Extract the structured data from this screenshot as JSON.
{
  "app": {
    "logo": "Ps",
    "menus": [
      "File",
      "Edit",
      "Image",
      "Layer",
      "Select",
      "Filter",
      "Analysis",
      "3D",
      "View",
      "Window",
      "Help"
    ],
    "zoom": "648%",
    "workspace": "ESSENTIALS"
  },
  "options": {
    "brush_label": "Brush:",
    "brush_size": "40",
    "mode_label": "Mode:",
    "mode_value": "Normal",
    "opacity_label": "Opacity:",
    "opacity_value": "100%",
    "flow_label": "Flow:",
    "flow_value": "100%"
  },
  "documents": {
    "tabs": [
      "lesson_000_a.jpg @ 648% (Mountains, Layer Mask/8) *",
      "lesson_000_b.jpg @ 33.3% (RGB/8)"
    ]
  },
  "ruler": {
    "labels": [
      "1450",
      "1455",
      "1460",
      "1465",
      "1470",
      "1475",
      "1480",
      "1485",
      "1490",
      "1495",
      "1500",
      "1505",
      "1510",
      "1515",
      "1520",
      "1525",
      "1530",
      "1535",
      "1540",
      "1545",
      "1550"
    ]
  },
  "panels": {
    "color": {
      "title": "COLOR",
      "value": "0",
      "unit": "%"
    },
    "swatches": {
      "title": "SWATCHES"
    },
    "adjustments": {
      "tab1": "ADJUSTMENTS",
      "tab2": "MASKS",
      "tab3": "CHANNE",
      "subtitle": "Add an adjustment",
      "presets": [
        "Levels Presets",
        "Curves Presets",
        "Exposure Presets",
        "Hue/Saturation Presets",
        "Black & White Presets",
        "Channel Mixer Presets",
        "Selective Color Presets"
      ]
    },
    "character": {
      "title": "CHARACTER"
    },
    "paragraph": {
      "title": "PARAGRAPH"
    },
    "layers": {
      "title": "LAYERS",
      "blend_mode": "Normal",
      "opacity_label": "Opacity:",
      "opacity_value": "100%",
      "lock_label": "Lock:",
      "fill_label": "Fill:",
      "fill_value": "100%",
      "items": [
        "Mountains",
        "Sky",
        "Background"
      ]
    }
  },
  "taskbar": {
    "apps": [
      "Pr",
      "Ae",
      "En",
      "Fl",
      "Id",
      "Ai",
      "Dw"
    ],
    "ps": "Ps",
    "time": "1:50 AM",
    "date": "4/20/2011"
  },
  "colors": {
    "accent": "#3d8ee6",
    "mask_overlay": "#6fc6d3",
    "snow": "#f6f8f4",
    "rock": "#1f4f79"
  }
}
★ ★ ★ ★
Description of the task: Copy each line that contains the word "Mountains".

Exercise output:
      "lesson_000_a.jpg @ 648% (Mountains, Layer Mask/8) *",
        "Mountains",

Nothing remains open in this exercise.